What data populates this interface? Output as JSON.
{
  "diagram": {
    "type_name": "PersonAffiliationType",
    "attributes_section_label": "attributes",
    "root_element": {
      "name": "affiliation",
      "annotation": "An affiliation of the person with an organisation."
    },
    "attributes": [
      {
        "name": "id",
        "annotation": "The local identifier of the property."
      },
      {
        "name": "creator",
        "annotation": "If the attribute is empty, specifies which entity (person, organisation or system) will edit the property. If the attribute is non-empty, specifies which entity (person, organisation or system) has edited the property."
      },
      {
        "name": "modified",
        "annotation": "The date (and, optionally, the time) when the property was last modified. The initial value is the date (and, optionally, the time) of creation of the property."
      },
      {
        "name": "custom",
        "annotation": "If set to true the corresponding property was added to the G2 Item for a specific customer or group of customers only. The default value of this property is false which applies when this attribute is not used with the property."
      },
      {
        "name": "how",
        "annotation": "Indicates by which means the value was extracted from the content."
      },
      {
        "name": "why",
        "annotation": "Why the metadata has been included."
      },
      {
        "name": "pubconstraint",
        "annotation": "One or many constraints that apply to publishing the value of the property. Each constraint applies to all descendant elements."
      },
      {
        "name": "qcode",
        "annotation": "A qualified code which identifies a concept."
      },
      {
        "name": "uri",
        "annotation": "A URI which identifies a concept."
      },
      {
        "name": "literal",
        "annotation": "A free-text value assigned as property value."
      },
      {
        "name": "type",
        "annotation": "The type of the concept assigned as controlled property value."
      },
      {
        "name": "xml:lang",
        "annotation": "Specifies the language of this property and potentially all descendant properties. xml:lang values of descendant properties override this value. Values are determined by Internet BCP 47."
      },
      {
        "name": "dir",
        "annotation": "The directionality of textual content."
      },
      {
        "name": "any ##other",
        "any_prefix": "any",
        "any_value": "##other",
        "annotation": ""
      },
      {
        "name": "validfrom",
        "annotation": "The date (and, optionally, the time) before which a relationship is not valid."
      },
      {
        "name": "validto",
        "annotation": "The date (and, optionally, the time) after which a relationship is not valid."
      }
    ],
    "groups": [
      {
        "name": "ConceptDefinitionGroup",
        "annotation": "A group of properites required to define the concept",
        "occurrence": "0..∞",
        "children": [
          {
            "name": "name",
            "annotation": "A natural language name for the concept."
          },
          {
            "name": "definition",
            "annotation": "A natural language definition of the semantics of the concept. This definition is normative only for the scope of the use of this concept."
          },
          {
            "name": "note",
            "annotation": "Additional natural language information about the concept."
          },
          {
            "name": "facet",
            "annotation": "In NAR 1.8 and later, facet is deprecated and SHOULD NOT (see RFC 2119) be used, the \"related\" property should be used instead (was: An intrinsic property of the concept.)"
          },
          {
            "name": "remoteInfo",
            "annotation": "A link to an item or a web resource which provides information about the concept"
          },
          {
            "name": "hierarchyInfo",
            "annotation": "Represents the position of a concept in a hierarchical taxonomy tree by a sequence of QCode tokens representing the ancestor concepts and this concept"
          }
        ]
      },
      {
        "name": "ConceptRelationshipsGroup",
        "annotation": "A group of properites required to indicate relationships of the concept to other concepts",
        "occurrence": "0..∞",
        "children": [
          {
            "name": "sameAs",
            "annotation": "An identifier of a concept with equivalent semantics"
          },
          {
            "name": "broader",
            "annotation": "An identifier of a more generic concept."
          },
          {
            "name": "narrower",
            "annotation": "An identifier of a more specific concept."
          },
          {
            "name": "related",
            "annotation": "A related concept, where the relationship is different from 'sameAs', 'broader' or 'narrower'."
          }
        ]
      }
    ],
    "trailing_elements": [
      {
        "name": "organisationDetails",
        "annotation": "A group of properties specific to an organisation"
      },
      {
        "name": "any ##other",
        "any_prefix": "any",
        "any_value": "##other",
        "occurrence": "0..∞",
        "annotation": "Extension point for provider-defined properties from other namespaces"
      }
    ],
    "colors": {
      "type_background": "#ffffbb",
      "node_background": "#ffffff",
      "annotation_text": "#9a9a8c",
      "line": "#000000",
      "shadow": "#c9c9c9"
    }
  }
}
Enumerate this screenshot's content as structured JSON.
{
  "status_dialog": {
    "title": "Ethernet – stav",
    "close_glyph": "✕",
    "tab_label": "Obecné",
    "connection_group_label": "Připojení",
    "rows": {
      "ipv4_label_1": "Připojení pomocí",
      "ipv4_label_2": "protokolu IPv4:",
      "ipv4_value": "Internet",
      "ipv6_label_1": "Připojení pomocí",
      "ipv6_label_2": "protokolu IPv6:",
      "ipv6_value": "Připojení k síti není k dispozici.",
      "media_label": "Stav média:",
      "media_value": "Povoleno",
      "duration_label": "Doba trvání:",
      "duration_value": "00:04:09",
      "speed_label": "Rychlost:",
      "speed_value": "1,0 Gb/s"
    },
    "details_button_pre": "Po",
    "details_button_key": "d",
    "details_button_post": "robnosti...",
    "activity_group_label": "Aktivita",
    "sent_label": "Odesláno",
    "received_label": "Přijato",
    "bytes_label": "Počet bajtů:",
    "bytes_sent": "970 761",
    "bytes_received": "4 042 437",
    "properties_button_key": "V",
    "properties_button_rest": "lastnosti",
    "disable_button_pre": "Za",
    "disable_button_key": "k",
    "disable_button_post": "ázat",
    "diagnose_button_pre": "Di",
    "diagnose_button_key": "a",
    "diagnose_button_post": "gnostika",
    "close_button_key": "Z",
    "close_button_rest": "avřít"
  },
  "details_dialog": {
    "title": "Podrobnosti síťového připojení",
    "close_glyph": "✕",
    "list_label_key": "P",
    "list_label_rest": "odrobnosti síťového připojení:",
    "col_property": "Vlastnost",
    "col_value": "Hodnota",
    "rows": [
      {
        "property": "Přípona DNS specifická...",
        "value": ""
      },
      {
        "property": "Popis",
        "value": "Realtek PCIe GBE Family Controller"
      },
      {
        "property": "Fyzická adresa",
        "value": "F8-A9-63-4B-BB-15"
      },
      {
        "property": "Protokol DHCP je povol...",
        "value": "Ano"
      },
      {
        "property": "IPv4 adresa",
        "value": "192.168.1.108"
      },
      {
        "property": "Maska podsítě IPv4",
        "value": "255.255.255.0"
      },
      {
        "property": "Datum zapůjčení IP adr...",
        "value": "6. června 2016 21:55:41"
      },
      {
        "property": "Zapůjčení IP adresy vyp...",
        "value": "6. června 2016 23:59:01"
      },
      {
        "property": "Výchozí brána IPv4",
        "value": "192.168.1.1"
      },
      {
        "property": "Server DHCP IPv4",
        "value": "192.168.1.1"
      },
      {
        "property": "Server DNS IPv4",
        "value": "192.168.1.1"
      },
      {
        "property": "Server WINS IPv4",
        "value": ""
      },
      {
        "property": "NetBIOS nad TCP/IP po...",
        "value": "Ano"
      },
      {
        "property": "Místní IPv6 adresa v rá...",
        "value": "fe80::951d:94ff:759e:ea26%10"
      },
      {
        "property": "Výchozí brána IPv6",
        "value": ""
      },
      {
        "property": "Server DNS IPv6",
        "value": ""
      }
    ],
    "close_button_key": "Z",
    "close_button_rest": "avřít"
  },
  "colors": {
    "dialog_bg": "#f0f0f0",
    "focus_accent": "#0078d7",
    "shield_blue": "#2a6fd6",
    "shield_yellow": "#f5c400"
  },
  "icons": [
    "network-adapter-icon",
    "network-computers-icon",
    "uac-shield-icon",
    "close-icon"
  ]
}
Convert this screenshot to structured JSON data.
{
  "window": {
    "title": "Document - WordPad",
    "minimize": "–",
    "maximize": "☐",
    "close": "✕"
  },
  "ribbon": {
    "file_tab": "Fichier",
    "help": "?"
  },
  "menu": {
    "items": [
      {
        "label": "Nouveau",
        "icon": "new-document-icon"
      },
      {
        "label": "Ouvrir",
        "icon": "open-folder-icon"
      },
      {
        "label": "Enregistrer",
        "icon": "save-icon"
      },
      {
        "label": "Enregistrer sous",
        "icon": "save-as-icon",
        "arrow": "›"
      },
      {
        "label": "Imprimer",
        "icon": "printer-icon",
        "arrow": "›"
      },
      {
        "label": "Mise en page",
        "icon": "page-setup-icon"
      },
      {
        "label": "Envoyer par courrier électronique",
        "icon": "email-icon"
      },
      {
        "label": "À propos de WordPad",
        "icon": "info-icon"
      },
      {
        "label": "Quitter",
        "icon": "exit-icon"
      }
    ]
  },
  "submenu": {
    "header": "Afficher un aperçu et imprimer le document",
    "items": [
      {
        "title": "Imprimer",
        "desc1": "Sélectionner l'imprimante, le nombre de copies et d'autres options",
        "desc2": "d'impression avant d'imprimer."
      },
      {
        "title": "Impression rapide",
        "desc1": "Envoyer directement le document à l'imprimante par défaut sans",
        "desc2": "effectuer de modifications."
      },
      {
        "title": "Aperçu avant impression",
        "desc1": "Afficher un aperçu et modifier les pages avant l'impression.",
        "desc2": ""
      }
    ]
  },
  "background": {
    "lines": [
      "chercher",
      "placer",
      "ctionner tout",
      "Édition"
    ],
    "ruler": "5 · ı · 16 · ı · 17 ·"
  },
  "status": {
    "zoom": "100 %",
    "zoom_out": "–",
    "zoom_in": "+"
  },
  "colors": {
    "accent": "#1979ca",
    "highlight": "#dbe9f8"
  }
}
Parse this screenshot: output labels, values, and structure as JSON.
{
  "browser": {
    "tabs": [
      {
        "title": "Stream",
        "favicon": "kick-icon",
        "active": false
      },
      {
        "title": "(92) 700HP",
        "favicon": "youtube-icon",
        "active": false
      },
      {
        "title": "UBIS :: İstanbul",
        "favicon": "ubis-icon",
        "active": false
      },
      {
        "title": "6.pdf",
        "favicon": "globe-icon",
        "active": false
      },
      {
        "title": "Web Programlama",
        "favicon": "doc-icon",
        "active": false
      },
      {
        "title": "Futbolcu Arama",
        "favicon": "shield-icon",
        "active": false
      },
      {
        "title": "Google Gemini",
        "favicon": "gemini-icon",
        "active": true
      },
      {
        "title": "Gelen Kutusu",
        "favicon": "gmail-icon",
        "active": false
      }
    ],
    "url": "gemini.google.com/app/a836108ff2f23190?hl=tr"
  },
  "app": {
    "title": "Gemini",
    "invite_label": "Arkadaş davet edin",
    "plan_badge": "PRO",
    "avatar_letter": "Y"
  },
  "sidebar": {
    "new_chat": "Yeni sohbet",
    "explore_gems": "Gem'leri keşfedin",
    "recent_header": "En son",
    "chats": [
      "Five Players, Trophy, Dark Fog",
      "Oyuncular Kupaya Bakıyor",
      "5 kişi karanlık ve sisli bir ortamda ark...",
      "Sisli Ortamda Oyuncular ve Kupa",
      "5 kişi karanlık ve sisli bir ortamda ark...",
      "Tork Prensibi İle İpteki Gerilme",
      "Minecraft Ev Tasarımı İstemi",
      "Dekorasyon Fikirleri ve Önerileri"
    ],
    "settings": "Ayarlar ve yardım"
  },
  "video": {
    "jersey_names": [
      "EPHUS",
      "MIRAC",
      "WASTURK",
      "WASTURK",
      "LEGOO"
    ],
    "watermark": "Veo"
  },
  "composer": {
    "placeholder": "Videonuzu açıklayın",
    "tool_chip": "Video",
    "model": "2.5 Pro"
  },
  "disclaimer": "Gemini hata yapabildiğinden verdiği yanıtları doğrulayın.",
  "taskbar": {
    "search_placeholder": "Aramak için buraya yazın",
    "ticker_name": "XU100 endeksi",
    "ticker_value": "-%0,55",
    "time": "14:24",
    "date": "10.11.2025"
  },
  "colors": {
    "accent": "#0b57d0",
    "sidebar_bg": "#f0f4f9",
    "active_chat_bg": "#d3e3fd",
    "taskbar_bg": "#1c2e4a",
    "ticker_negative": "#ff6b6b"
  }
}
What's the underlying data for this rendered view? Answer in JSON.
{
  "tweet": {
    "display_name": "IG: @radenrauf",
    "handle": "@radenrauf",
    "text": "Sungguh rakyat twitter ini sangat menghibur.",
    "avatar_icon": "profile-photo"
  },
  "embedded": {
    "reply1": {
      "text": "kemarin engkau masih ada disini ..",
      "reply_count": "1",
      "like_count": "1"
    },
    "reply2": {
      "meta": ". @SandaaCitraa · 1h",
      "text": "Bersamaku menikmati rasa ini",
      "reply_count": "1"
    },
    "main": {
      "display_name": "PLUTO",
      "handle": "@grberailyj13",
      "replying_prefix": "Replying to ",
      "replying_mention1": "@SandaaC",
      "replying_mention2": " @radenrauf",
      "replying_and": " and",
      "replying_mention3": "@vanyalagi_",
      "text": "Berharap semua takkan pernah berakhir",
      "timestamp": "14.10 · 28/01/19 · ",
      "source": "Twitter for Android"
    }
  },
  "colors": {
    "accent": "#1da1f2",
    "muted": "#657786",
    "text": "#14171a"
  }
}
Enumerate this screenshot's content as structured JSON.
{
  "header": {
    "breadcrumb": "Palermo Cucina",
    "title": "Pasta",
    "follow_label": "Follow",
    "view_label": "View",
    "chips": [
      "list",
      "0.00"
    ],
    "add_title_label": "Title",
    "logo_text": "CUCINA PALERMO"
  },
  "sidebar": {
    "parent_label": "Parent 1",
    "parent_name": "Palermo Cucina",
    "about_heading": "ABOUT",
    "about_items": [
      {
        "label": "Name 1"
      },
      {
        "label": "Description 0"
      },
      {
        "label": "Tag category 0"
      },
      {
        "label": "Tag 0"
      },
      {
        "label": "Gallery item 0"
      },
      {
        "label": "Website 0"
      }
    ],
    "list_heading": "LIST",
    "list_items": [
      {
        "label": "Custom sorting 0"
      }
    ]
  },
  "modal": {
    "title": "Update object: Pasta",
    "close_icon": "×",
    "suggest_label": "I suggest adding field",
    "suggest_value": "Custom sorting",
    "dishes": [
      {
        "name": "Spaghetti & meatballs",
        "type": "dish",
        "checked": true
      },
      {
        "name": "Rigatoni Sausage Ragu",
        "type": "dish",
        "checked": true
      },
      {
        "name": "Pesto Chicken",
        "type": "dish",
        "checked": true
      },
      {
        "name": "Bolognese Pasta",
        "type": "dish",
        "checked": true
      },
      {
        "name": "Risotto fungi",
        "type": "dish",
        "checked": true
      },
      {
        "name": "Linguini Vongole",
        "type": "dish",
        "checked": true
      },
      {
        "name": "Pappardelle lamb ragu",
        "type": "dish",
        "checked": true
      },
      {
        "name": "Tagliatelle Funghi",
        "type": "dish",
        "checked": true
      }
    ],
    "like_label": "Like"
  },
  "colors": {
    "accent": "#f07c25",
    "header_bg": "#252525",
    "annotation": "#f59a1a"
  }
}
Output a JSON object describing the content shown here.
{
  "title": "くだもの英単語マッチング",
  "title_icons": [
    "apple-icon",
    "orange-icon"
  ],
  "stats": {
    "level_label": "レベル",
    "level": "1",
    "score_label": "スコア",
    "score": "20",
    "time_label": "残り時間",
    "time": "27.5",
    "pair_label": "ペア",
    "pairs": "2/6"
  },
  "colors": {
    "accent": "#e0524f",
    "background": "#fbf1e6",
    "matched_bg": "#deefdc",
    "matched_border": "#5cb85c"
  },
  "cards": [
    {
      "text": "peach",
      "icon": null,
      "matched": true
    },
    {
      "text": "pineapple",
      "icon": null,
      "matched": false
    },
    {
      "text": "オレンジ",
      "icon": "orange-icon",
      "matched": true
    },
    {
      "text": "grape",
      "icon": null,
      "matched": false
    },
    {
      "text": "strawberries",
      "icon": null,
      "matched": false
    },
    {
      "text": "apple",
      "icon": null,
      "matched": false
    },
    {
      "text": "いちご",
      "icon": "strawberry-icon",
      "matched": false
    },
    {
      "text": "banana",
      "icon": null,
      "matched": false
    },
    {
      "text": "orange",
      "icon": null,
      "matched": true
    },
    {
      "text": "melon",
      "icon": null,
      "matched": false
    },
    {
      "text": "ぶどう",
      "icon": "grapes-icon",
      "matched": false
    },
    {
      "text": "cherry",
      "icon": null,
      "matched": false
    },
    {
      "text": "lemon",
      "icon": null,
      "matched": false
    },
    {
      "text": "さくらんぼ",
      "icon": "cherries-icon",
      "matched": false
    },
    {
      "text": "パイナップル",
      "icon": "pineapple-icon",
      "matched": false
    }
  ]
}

☆ ☆ ☆ ☆ ☆

Work required
Gather and return every line that holds the string "imprimante".

Exercise solution
        "desc1": "Sélectionner l'imprimante, le nombre de copies et d'autres options",
        "desc1": "Envoyer directement le document à l'imprimante par défaut sans",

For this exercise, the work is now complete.